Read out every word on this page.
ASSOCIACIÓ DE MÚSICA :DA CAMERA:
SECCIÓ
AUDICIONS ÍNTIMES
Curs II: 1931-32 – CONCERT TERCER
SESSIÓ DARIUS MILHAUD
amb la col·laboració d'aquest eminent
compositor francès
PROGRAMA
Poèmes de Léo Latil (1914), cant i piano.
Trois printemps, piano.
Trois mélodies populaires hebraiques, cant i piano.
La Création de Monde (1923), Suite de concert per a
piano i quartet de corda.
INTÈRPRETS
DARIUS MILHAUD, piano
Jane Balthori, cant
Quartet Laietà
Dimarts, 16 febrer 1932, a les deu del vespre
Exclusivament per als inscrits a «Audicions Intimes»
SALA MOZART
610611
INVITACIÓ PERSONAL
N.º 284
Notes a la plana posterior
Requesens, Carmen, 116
........
◆ **What the task requires**:
The listing above should be transcribed in full, exactly as written.

◆ **Expected output**:
Read out every word on this page.
ASSOCIACIÓ DE MÚSICA :DA CAMERA:
SECCIÓ
AUDICIONS ÍNTIMES
Curs II: 1931-32 – CONCERT TERCER
SESSIÓ DARIUS MILHAUD
amb la col·laboració d'aquest eminent
compositor francès
PROGRAMA
Poèmes de Léo Latil (1914), cant i piano.
Trois printemps, piano.
Trois mélodies populaires hebraiques, cant i piano.
La Création de Monde (1923), Suite de concert per a
piano i quartet de corda.
INTÈRPRETS
DARIUS MILHAUD, piano
Jane Balthori, cant
Quartet Laietà
Dimarts, 16 febrer 1932, a les deu del vespre
Exclusivament per als inscrits a «Audicions Intimes»
SALA MOZART
610611
INVITACIÓ PERSONAL
N.º 284
Notes a la plana posterior
Requesens, Carmen, 116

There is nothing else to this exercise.